▶ Requirements
Below is a set of records. Repeat all of them exactly.

▶ Input data
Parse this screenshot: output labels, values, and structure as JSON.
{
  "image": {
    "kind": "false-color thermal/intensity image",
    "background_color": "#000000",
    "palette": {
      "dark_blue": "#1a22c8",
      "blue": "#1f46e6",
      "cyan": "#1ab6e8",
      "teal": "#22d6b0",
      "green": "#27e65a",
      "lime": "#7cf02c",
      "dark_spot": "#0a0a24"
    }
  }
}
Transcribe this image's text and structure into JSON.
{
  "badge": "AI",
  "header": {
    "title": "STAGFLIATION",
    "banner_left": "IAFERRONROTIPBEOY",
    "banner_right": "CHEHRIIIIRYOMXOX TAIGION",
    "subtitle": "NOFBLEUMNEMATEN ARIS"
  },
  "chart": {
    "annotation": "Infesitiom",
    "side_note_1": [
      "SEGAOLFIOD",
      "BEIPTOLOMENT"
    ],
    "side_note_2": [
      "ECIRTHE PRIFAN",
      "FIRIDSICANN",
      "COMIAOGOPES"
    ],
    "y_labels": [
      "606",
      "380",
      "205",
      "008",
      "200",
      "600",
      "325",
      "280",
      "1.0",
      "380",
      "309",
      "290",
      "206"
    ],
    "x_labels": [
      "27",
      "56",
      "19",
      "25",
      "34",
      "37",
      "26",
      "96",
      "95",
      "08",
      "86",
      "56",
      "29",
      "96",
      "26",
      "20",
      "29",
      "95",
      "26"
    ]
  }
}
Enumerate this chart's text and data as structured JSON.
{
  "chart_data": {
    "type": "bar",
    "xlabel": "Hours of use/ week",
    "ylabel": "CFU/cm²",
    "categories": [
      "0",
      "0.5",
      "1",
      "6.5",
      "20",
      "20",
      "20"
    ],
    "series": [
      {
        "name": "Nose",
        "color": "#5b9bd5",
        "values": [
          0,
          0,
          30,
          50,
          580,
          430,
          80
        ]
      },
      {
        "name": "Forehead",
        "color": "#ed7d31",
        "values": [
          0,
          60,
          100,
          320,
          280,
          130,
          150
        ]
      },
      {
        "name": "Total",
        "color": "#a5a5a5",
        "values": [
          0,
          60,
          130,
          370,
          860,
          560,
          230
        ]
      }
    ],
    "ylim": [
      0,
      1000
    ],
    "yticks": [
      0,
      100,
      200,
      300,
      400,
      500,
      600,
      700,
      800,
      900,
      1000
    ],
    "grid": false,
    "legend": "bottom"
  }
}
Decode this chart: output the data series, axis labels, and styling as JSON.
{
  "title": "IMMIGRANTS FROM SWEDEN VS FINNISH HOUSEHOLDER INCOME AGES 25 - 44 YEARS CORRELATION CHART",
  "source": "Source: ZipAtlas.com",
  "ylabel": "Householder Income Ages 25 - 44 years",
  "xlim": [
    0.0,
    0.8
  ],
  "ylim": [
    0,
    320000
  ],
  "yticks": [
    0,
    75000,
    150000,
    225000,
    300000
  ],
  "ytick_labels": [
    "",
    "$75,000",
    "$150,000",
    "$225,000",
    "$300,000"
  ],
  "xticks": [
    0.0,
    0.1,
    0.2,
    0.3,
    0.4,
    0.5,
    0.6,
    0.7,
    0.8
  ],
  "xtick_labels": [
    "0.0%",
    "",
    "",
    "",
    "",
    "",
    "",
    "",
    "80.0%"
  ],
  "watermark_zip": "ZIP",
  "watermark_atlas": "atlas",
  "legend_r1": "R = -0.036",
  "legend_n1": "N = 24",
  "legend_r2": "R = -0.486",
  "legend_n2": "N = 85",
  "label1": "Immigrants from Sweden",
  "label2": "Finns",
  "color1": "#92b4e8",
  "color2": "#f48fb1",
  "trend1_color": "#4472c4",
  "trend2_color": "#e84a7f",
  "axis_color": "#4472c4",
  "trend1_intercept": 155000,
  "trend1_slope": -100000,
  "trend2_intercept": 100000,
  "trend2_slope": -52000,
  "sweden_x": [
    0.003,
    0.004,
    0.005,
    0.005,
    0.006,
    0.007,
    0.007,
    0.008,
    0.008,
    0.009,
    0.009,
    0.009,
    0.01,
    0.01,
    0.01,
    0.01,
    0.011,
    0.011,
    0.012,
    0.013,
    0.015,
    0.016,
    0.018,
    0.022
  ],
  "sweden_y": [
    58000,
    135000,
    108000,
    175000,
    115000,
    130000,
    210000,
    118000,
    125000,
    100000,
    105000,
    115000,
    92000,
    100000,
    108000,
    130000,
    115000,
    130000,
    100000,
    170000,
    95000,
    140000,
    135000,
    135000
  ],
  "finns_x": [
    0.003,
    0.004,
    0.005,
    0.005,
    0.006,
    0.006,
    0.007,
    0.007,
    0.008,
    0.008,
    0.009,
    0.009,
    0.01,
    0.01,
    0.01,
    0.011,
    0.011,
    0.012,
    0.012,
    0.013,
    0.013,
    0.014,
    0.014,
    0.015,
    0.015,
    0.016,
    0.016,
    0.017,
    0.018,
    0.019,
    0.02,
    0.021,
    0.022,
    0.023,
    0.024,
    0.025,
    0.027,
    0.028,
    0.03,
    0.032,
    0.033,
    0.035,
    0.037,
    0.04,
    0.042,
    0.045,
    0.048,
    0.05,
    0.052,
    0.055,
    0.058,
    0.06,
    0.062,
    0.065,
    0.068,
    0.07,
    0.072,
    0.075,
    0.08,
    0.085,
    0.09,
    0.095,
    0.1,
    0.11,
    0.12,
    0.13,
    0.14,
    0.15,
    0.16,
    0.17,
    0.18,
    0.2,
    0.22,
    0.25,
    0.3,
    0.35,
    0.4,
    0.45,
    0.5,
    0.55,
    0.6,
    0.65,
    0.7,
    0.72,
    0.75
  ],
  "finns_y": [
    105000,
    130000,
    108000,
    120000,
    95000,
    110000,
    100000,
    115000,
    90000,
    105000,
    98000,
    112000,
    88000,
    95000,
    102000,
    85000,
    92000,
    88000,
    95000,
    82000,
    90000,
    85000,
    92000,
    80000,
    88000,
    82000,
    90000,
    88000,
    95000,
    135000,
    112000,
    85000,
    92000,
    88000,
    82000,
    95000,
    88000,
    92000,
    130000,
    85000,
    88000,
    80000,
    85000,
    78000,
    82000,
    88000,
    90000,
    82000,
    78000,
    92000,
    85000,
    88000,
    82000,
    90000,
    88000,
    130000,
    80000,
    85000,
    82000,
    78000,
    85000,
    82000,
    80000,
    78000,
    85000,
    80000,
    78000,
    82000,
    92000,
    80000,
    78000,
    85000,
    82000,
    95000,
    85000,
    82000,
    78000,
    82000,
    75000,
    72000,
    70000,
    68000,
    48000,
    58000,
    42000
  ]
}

▶ Correct response
Parse this screenshot: output labels, values, and structure as JSON.
{
  "image": {
    "kind": "false-color thermal/intensity image",
    "background_color": "#000000",
    "palette": {
      "dark_blue": "#1a22c8",
      "blue": "#1f46e6",
      "cyan": "#1ab6e8",
      "teal": "#22d6b0",
      "green": "#27e65a",
      "lime": "#7cf02c",
      "dark_spot": "#0a0a24"
    }
  }
}
Transcribe this image's text and structure into JSON.
{
  "badge": "AI",
  "header": {
    "title": "STAGFLIATION",
    "banner_left": "IAFERRONROTIPBEOY",
    "banner_right": "CHEHRIIIIRYOMXOX TAIGION",
    "subtitle": "NOFBLEUMNEMATEN ARIS"
  },
  "chart": {
    "annotation": "Infesitiom",
    "side_note_1": [
      "SEGAOLFIOD",
      "BEIPTOLOMENT"
    ],
    "side_note_2": [
      "ECIRTHE PRIFAN",
      "FIRIDSICANN",
      "COMIAOGOPES"
    ],
    "y_labels": [
      "606",
      "380",
      "205",
      "008",
      "200",
      "600",
      "325",
      "280",
      "1.0",
      "380",
      "309",
      "290",
      "206"
    ],
    "x_labels": [
      "27",
      "56",
      "19",
      "25",
      "34",
      "37",
      "26",
      "96",
      "95",
      "08",
      "86",
      "56",
      "29",
      "96",
      "26",
      "20",
      "29",
      "95",
      "26"
    ]
  }
}
Enumerate this chart's text and data as structured JSON.
{
  "chart_data": {
    "type": "bar",
    "xlabel": "Hours of use/ week",
    "ylabel": "CFU/cm²",
    "categories": [
      "0",
      "0.5",
      "1",
      "6.5",
      "20",
      "20",
      "20"
    ],
    "series": [
      {
        "name": "Nose",
        "color": "#5b9bd5",
        "values": [
          0,
          0,
          30,
          50,
          580,
          430,
          80
        ]
      },
      {
        "name": "Forehead",
        "color": "#ed7d31",
        "values": [
          0,
          60,
          100,
          320,
          280,
          130,
          150
        ]
      },
      {
        "name": "Total",
        "color": "#a5a5a5",
        "values": [
          0,
          60,
          130,
          370,
          860,
          560,
          230
        ]
      }
    ],
    "ylim": [
      0,
      1000
    ],
    "yticks": [
      0,
      100,
      200,
      300,
      400,
      500,
      600,
      700,
      800,
      900,
      1000
    ],
    "grid": false,
    "legend": "bottom"
  }
}
Decode this chart: output the data series, axis labels, and styling as JSON.
{
  "title": "IMMIGRANTS FROM SWEDEN VS FINNISH HOUSEHOLDER INCOME AGES 25 - 44 YEARS CORRELATION CHART",
  "source": "Source: ZipAtlas.com",
  "ylabel": "Householder Income Ages 25 - 44 years",
  "xlim": [
    0.0,
    0.8
  ],
  "ylim": [
    0,
    320000
  ],
  "yticks": [
    0,
    75000,
    150000,
    225000,
    300000
  ],
  "ytick_labels": [
    "",
    "$75,000",
    "$150,000",
    "$225,000",
    "$300,000"
  ],
  "xticks": [
    0.0,
    0.1,
    0.2,
    0.3,
    0.4,
    0.5,
    0.6,
    0.7,
    0.8
  ],
  "xtick_labels": [
    "0.0%",
    "",
    "",
    "",
    "",
    "",
    "",
    "",
    "80.0%"
  ],
  "watermark_zip": "ZIP",
  "watermark_atlas": "atlas",
  "legend_r1": "R = -0.036",
  "legend_n1": "N = 24",
  "legend_r2": "R = -0.486",
  "legend_n2": "N = 85",
  "label1": "Immigrants from Sweden",
  "label2": "Finns",
  "color1": "#92b4e8",
  "color2": "#f48fb1",
  "trend1_color": "#4472c4",
  "trend2_color": "#e84a7f",
  "axis_color": "#4472c4",
  "trend1_intercept": 155000,
  "trend1_slope": -100000,
  "trend2_intercept": 100000,
  "trend2_slope": -52000,
  "sweden_x": [
    0.003,
    0.004,
    0.005,
    0.005,
    0.006,
    0.007,
    0.007,
    0.008,
    0.008,
    0.009,
    0.009,
    0.009,
    0.01,
    0.01,
    0.01,
    0.01,
    0.011,
    0.011,
    0.012,
    0.013,
    0.015,
    0.016,
    0.018,
    0.022
  ],
  "sweden_y": [
    58000,
    135000,
    108000,
    175000,
    115000,
    130000,
    210000,
    118000,
    125000,
    100000,
    105000,
    115000,
    92000,
    100000,
    108000,
    130000,
    115000,
    130000,
    100000,
    170000,
    95000,
    140000,
    135000,
    135000
  ],
  "finns_x": [
    0.003,
    0.004,
    0.005,
    0.005,
    0.006,
    0.006,
    0.007,
    0.007,
    0.008,
    0.008,
    0.009,
    0.009,
    0.01,
    0.01,
    0.01,
    0.011,
    0.011,
    0.012,
    0.012,
    0.013,
    0.013,
    0.014,
    0.014,
    0.015,
    0.015,
    0.016,
    0.016,
    0.017,
    0.018,
    0.019,
    0.02,
    0.021,
    0.022,
    0.023,
    0.024,
    0.025,
    0.027,
    0.028,
    0.03,
    0.032,
    0.033,
    0.035,
    0.037,
    0.04,
    0.042,
    0.045,
    0.048,
    0.05,
    0.052,
    0.055,
    0.058,
    0.06,
    0.062,
    0.065,
    0.068,
    0.07,
    0.072,
    0.075,
    0.08,
    0.085,
    0.09,
    0.095,
    0.1,
    0.11,
    0.12,
    0.13,
    0.14,
    0.15,
    0.16,
    0.17,
    0.18,
    0.2,
    0.22,
    0.25,
    0.3,
    0.35,
    0.4,
    0.45,
    0.5,
    0.55,
    0.6,
    0.65,
    0.7,
    0.72,
    0.75
  ],
  "finns_y": [
    105000,
    130000,
    108000,
    120000,
    95000,
    110000,
    100000,
    115000,
    90000,
    105000,
    98000,
    112000,
    88000,
    95000,
    102000,
    85000,
    92000,
    88000,
    95000,
    82000,
    90000,
    85000,
    92000,
    80000,
    88000,
    82000,
    90000,
    88000,
    95000,
    135000,
    112000,
    85000,
    92000,
    88000,
    82000,
    95000,
    88000,
    92000,
    130000,
    85000,
    88000,
    80000,
    85000,
    78000,
    82000,
    88000,
    90000,
    82000,
    78000,
    92000,
    85000,
    88000,
    82000,
    90000,
    88000,
    130000,
    80000,
    85000,
    82000,
    78000,
    85000,
    82000,
    80000,
    78000,
    85000,
    80000,
    78000,
    82000,
    92000,
    80000,
    78000,
    85000,
    82000,
    95000,
    85000,
    82000,
    78000,
    82000,
    75000,
    72000,
    70000,
    68000,
    48000,
    58000,
    42000
  ]
}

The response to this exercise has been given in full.